▶ [Supplied data]
*****

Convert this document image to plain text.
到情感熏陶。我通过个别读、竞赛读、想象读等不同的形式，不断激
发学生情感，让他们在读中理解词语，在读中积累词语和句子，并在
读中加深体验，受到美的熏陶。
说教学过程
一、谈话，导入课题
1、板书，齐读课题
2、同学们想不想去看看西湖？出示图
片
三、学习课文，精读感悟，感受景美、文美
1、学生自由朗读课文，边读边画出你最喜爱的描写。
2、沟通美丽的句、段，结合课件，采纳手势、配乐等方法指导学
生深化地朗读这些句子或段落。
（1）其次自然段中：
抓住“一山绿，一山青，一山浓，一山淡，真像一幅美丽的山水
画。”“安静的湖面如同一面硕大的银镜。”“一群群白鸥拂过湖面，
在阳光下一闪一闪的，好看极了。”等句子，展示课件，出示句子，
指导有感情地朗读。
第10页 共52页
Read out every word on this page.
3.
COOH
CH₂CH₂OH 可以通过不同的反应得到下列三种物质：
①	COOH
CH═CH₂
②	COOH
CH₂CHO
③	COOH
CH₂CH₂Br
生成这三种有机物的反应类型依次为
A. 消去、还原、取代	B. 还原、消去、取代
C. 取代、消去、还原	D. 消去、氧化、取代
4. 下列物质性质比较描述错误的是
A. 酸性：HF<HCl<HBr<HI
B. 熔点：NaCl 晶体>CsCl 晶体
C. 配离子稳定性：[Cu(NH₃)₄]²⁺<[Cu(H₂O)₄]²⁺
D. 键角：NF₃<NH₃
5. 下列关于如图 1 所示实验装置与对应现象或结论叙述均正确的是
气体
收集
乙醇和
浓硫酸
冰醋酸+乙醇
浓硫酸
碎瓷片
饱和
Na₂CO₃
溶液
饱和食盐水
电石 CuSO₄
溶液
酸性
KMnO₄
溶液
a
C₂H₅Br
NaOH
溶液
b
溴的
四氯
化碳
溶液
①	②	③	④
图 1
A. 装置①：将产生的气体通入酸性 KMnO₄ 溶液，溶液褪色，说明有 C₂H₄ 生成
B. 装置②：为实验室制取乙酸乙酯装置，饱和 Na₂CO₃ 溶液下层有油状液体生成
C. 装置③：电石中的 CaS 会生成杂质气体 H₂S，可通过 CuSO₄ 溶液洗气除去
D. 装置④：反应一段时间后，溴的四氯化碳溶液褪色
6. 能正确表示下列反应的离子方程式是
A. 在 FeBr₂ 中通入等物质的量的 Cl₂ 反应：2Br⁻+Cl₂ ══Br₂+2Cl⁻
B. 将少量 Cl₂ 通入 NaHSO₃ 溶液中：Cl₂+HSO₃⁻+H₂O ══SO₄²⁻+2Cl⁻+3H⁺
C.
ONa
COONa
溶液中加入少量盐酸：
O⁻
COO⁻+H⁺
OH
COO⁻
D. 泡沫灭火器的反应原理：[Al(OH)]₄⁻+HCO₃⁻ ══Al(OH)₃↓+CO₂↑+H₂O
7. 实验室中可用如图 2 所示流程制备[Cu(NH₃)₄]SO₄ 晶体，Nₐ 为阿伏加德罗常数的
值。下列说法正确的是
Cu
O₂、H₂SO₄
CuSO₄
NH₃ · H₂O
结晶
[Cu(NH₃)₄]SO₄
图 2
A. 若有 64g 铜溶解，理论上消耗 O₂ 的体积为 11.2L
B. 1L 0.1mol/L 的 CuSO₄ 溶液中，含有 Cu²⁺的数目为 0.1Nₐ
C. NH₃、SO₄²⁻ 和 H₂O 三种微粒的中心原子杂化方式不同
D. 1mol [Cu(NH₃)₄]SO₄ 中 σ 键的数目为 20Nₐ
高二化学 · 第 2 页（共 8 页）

*****

▶ [What the task asks]
Your task is to write out the lines from the one with "Read out every word on this page." through the end of the records, exactly and with nothing added.

▶ [Task output]
Read out every word on this page.
3.
COOH
CH₂CH₂OH 可以通过不同的反应得到下列三种物质：
①	COOH
CH═CH₂
②	COOH
CH₂CHO
③	COOH
CH₂CH₂Br
生成这三种有机物的反应类型依次为
A. 消去、还原、取代	B. 还原、消去、取代
C. 取代、消去、还原	D. 消去、氧化、取代
4. 下列物质性质比较描述错误的是
A. 酸性：HF<HCl<HBr<HI
B. 熔点：NaCl 晶体>CsCl 晶体
C. 配离子稳定性：[Cu(NH₃)₄]²⁺<[Cu(H₂O)₄]²⁺
D. 键角：NF₃<NH₃
5. 下列关于如图 1 所示实验装置与对应现象或结论叙述均正确的是
气体
收集
乙醇和
浓硫酸
冰醋酸+乙醇
浓硫酸
碎瓷片
饱和
Na₂CO₃
溶液
饱和食盐水
电石 CuSO₄
溶液
酸性
KMnO₄
溶液
a
C₂H₅Br
NaOH
溶液
b
溴的
四氯
化碳
溶液
①	②	③	④
图 1
A. 装置①：将产生的气体通入酸性 KMnO₄ 溶液，溶液褪色，说明有 C₂H₄ 生成
B. 装置②：为实验室制取乙酸乙酯装置，饱和 Na₂CO₃ 溶液下层有油状液体生成
C. 装置③：电石中的 CaS 会生成杂质气体 H₂S，可通过 CuSO₄ 溶液洗气除去
D. 装置④：反应一段时间后，溴的四氯化碳溶液褪色
6. 能正确表示下列反应的离子方程式是
A. 在 FeBr₂ 中通入等物质的量的 Cl₂ 反应：2Br⁻+Cl₂ ══Br₂+2Cl⁻
B. 将少量 Cl₂ 通入 NaHSO₃ 溶液中：Cl₂+HSO₃⁻+H₂O ══SO₄²⁻+2Cl⁻+3H⁺
C.
ONa
COONa
溶液中加入少量盐酸：
O⁻
COO⁻+H⁺
OH
COO⁻
D. 泡沫灭火器的反应原理：[Al(OH)]₄⁻+HCO₃⁻ ══Al(OH)₃↓+CO₂↑+H₂O
7. 实验室中可用如图 2 所示流程制备[Cu(NH₃)₄]SO₄ 晶体，Nₐ 为阿伏加德罗常数的
值。下列说法正确的是
Cu
O₂、H₂SO₄
CuSO₄
NH₃ · H₂O
结晶
[Cu(NH₃)₄]SO₄
图 2
A. 若有 64g 铜溶解，理论上消耗 O₂ 的体积为 11.2L
B. 1L 0.1mol/L 的 CuSO₄ 溶液中，含有 Cu²⁺的数目为 0.1Nₐ
C. NH₃、SO₄²⁻ 和 H₂O 三种微粒的中心原子杂化方式不同
D. 1mol [Cu(NH₃)₄]SO₄ 中 σ 键的数目为 20Nₐ
高二化学 · 第 2 页（共 8 页）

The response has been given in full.